**STATED EXERCISE:**
Lines containing the word "世界平均为" are to be located and copied.

-- Start DATA SUPPLIED --

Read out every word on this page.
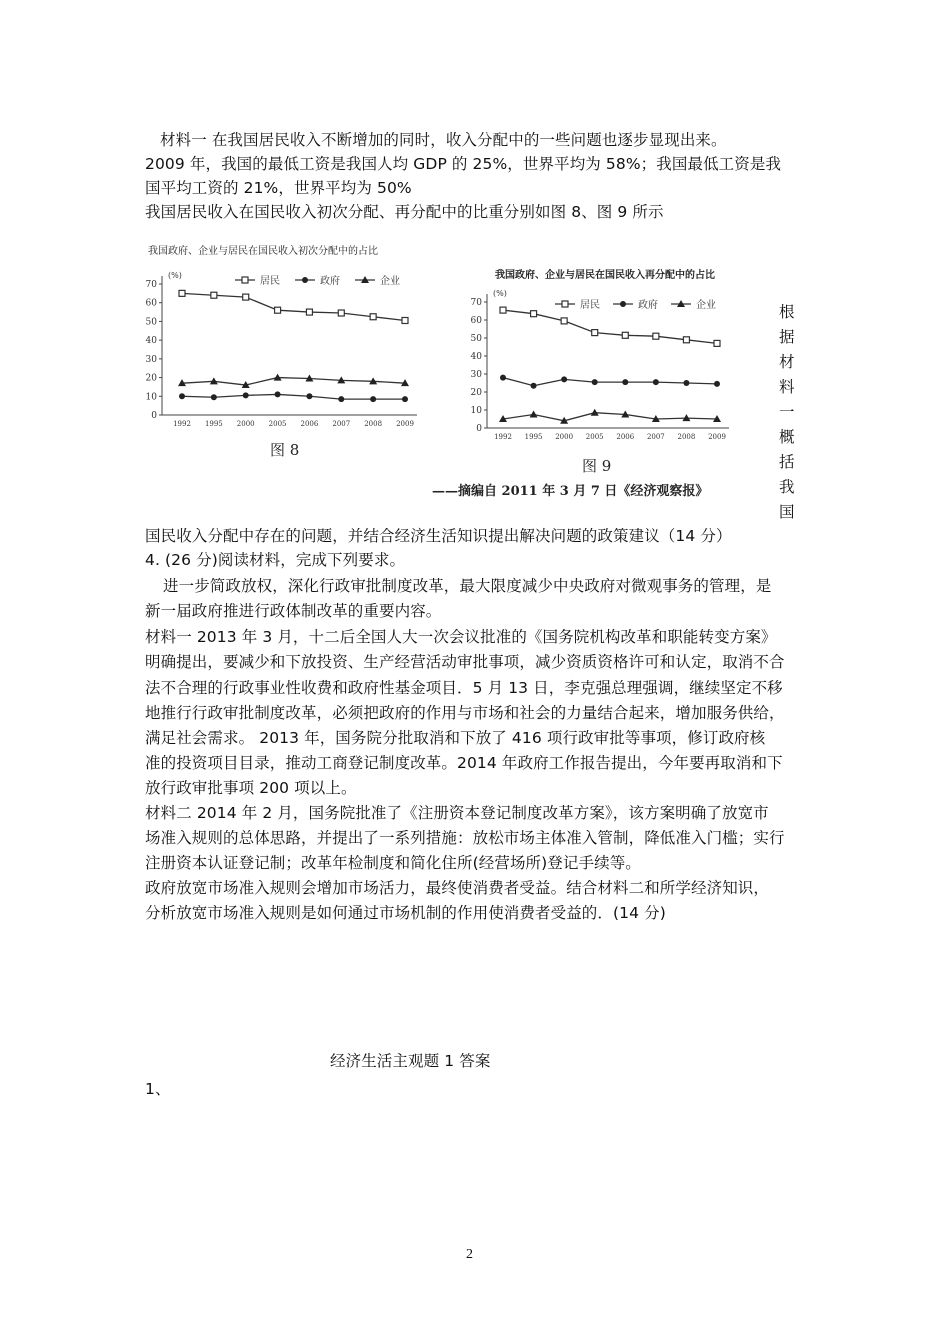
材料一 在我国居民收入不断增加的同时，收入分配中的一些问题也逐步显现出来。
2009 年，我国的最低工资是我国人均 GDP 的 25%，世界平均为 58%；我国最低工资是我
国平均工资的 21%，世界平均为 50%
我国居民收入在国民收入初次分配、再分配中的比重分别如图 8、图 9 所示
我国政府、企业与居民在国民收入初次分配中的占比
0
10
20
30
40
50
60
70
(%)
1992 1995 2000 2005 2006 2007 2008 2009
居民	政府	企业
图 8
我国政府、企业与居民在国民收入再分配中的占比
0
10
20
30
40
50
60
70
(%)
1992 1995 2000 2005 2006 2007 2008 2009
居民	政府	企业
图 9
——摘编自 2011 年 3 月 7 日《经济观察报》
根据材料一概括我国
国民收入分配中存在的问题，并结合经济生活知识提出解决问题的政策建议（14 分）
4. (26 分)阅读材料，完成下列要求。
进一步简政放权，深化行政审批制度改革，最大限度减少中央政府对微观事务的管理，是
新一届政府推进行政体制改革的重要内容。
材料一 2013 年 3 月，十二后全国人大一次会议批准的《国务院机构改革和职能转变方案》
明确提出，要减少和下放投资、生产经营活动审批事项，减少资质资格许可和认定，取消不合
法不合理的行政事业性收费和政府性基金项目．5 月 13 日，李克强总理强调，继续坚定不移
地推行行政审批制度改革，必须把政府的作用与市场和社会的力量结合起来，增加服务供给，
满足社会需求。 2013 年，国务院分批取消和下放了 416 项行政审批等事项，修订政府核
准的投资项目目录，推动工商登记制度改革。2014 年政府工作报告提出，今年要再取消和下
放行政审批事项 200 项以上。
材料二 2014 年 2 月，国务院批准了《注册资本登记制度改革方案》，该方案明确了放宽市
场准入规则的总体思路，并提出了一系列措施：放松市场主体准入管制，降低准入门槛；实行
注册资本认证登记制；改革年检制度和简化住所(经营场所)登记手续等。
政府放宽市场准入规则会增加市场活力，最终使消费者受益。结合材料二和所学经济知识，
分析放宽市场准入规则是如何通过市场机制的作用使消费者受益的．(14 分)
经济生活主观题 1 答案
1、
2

-- End DATA SUPPLIED --
-- Start DATA SUPPLIED --

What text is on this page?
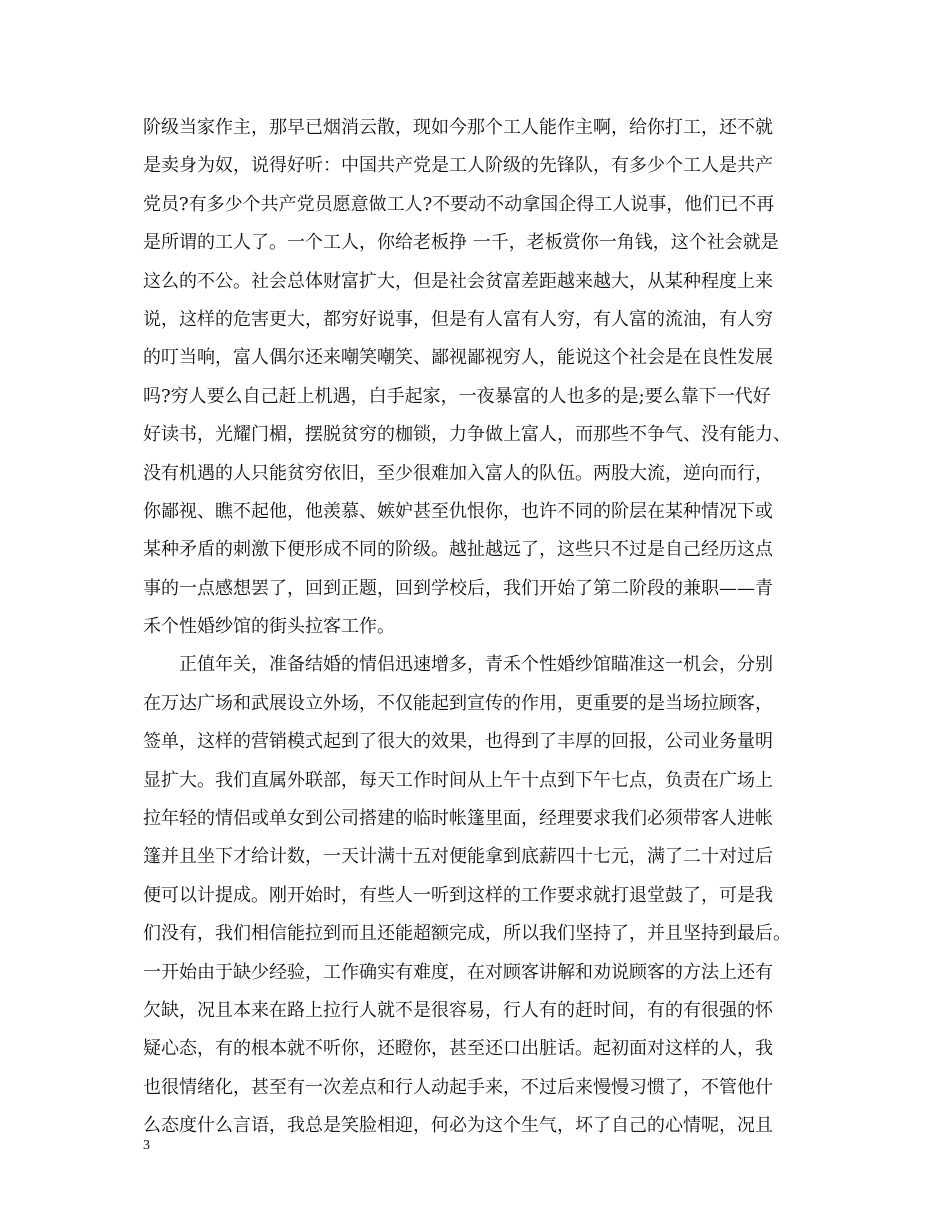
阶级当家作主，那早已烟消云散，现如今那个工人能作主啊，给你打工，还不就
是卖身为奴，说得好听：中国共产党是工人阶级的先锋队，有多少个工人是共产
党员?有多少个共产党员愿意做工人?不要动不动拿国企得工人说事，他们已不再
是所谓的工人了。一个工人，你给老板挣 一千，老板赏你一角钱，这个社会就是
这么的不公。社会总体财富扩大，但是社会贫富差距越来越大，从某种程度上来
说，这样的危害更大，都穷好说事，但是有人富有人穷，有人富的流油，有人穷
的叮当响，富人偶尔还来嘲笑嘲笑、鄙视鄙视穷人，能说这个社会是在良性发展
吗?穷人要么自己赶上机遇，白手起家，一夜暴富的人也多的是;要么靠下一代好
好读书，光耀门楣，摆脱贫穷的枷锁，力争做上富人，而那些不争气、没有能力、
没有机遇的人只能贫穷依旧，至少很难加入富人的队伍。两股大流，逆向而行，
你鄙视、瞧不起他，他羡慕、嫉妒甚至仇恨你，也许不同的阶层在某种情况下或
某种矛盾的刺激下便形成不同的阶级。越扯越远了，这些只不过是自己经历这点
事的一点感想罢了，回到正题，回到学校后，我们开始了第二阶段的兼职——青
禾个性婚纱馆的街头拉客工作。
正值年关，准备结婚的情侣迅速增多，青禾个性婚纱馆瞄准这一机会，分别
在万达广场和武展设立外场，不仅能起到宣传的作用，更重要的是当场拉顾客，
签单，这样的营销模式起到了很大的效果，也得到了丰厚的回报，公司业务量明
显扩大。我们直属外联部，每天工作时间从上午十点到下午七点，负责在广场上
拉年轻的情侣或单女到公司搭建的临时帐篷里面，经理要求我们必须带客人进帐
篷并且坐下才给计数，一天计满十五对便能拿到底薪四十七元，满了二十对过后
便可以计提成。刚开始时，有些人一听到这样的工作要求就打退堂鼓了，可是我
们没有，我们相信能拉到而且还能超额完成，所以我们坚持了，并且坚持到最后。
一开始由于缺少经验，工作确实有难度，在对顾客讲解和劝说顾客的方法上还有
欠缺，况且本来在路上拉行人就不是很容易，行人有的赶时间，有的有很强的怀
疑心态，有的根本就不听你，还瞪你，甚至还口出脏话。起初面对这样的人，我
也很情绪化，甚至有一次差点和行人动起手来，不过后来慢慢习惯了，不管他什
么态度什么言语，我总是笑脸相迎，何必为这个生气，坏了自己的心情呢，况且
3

-- End DATA SUPPLIED --

**EXERCISE ANSWER:**
2009 年，我国的最低工资是我国人均 GDP 的 25%，世界平均为 58%；我国最低工资是我
国平均工资的 21%，世界平均为 50%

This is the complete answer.